(Data entries)
## begin

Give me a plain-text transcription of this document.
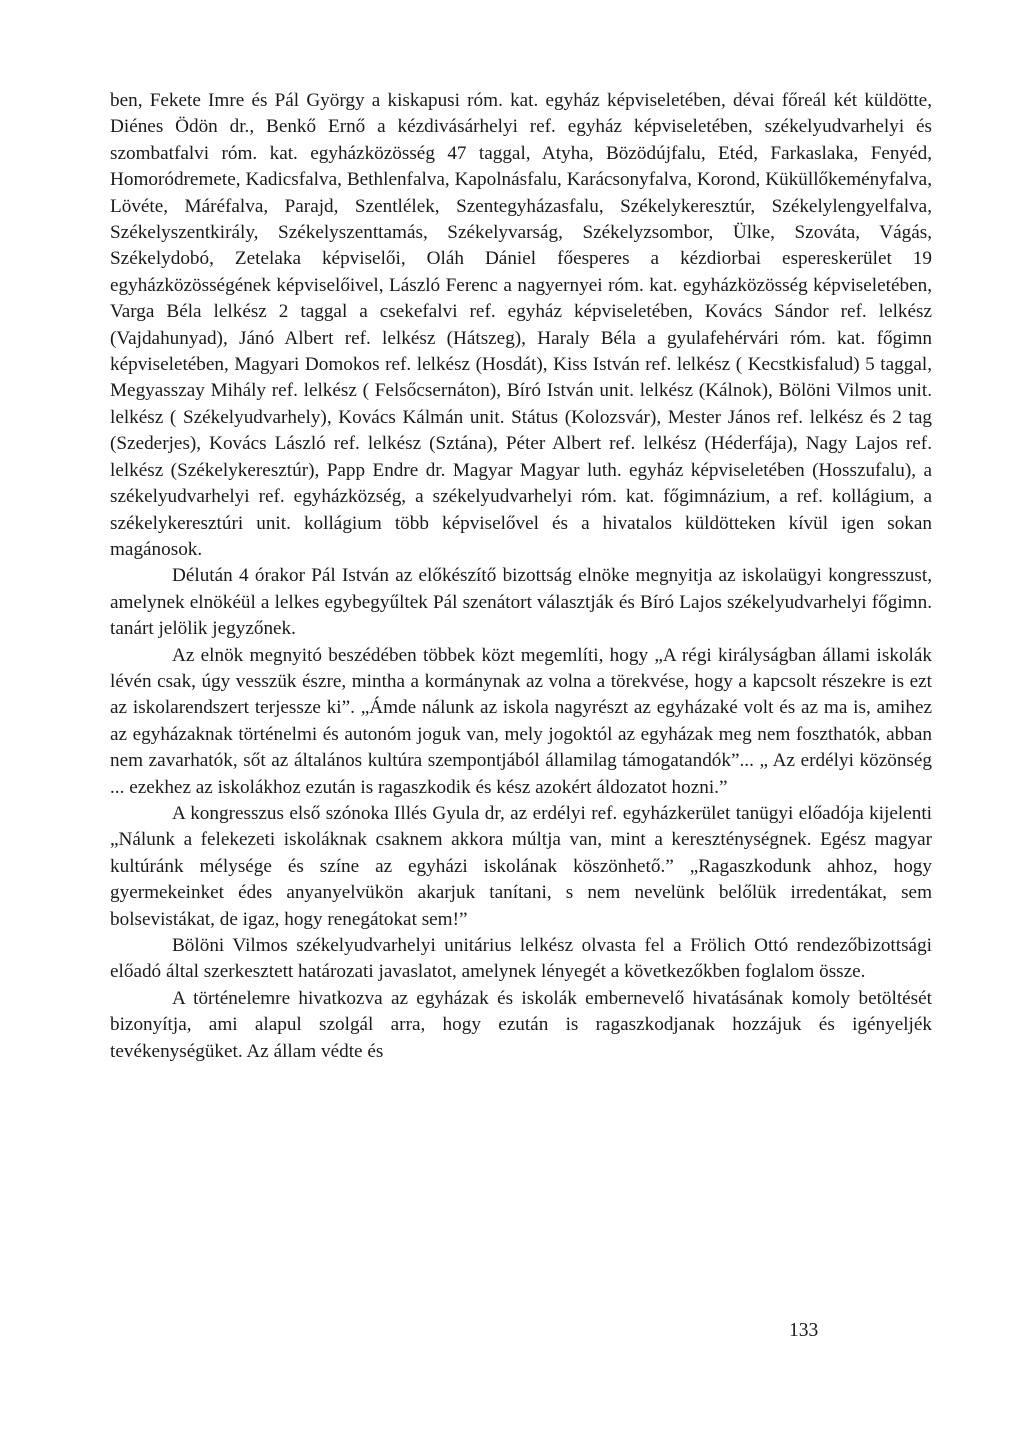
ben, Fekete Imre és Pál György a kiskapusi róm. kat. egyház képviseletében, dévai főreál két küldötte, Diénes Ödön dr., Benkő Ernő a kézdivásárhelyi ref. egyház képviseletében, székelyudvarhelyi és szombatfalvi róm. kat. egyházközösség 47 taggal, Atyha, Bözödújfalu, Etéd, Farkaslaka, Fenyéd, Homoródremete, Kadicsfalva, Bethlenfalva, Kapolnásfalu, Karácsonyfalva, Korond, Küküllőkeményfalva, Lövéte, Máréfalva, Parajd, Szentlélek, Szentegyházasfalu, Székelykeresztúr, Székelylengyelfalva, Székelyszentkirály, Székelyszenttamás, Székelyvarság, Székelyzsombor, Ülke, Szováta, Vágás, Székelydobó, Zetelaka képviselői, Oláh Dániel főesperes a kézdiorbai esperesker​ület 19 egyházközösségének képviselőivel, László Ferenc a nagyernyei róm. kat. egyházközösség képviseletében, Varga Béla lelkész 2 taggal a csekefalvi ref. egyház képviseletében, Kovács Sándor ref. lelkész (Vajdahunyad), Jánó Albert ref. lelkész (Hátszeg), Haraly Béla a gyulafehérvári róm. kat. főgimn képviseletében, Magyari Domokos ref. lelkész (Hosdát), Kiss István ref. lelkész ( Kecstkisfalud) 5 taggal, Megyasszay Mihály ref. lelkész ( Felsőcsernáton), Bíró István unit. lelkész (Kálnok), Bölöni Vilmos unit. lelkész ( Székelyudvarhely), Kovács Kálmán unit. Státus (Kolozsvár), Mester János ref. lelkész és 2 tag (Szederjes), Kovács László ref. lelkész (Sztána), Péter Albert ref. lelkész (Héderfája), Nagy Lajos ref. lelkész (Székelykeresztúr), Papp Endre dr. Magyar Magyar luth. egyház képviseletében (Hosszufalu), a székelyudvarhelyi ref. egyházközség, a székelyudvarhelyi róm. kat. főgimnázium, a ref. kollágium, a székelykeresztúri unit. kollágium több képviselővel és a hivatalos küldötteken kívül igen sokan magánosok.

Délután 4 órakor Pál István az előkészítő bizottság elnöke megnyitja az iskolaügyi kongresszust, amelynek elnökéül a lelkes egybegyűltek Pál szenátort választják és Bíró Lajos székelyudvarhelyi főgimn. tanárt jelölik jegyzőnek.

Az elnök megnyitó beszédében többek közt megemlíti, hogy „A régi királyságban állami iskolák lévén csak, úgy vesszük észre, mintha a kormánynak az volna a törekvése, hogy a kapcsolt részekre is ezt az iskolarendszert terjessze ki”. „Ámde nálunk az iskola nagyrészt az egyházaké volt és az ma is, amihez az egyházaknak történelmi és autonóm joguk van, mely jogoktól az egyházak meg nem foszthatók, abban nem zavarhatók, sőt az általános kultúra szempontjából államilag támogatandók”... „ Az erdélyi közönség ... ezekhez az iskolákhoz ezután is ragaszkodik és kész azokért áldozatot hozni.”

A kongresszus első szónoka Illés Gyula dr, az erdélyi ref. egyházkerület tanügyi előadója kijelenti „Nálunk a felekezeti iskoláknak csaknem akkora múltja van, mint a kereszténységnek. Egész magyar kultúránk mélysége és színe az egyházi iskolának köszönhető.” „Ragaszkodunk ahhoz, hogy gyermekeinket édes anyanyelvükön akarjuk tanítani, s nem nevelünk belőlük irredentákat, sem bolsevistákat, de igaz, hogy renegátokat sem!”

Bölöni Vilmos székelyudvarhelyi unitárius lelkész olvasta fel a Frölich Ottó rendezőbizottsági előadó által szerkesztett határozati javaslatot, amelynek lényegét a következőkben foglalom össze.

A történelemre hivatkozva az egyházak és iskolák embernevelő hivatásának komoly betöltését bizonyítja, ami alapul szolgál arra, hogy ezután is ragaszkodjanak hozzájuk és igényeljék tevékenységüket. Az állam védte és

133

## end

Written exercise: Gather every line from the listing above in which the word "Bölöni" appears.

Answer below:
ben, Fekete Imre és Pál György a kiskapusi róm. kat. egyház képviseletében, dévai főreál két küldötte, Diénes Ödön dr., Benkő Ernő a kézdivásárhelyi ref. egyház képviseletében, székelyudvarhelyi és szombatfalvi róm. kat. egyházközösség 47 taggal, Atyha, Bözödújfalu, Etéd, Farkaslaka, Fenyéd, Homoródremete, Kadicsfalva, Bethlenfalva, Kapolnásfalu, Karácsonyfalva, Korond, Küküllőkeményfalva, Lövéte, Máréfalva, Parajd, Szentlélek, Szentegyházasfalu, Székelykeresztúr, Székelylengyelfalva, Székelyszentkirály, Székelyszenttamás, Székelyvarság, Székelyzsombor, Ülke, Szováta, Vágás, Székelydobó, Zetelaka képviselői, Oláh Dániel főesperes a kézdiorbai esperesker​ület 19 egyházközösségének képviselőivel, László Ferenc a nagyernyei róm. kat. egyházközösség képviseletében, Varga Béla lelkész 2 taggal a csekefalvi ref. egyház képviseletében, Kovács Sándor ref. lelkész (Vajdahunyad), Jánó Albert ref. lelkész (Hátszeg), Haraly Béla a gyulafehérvári róm. kat. főgimn képviseletében, Magyari Domokos ref. lelkész (Hosdát), Kiss István ref. lelkész ( Kecstkisfalud) 5 taggal, Megyasszay Mihály ref. lelkész ( Felsőcsernáton), Bíró István unit. lelkész (Kálnok), Bölöni Vilmos unit. lelkész ( Székelyudvarhely), Kovács Kálmán unit. Státus (Kolozsvár), Mester János ref. lelkész és 2 tag (Szederjes), Kovács László ref. lelkész (Sztána), Péter Albert ref. lelkész (Héderfája), Nagy Lajos ref. lelkész (Székelykeresztúr), Papp Endre dr. Magyar Magyar luth. egyház képviseletében (Hosszufalu), a székelyudvarhelyi ref. egyházközség, a székelyudvarhelyi róm. kat. főgimnázium, a ref. kollágium, a székelykeresztúri unit. kollágium több képviselővel és a hivatalos küldötteken kívül igen sokan magánosok.
Bölöni Vilmos székelyudvarhelyi unitárius lelkész olvasta fel a Frölich Ottó rendezőbizottsági előadó által szerkesztett határozati javaslatot, amelynek lényegét a következőkben foglalom össze.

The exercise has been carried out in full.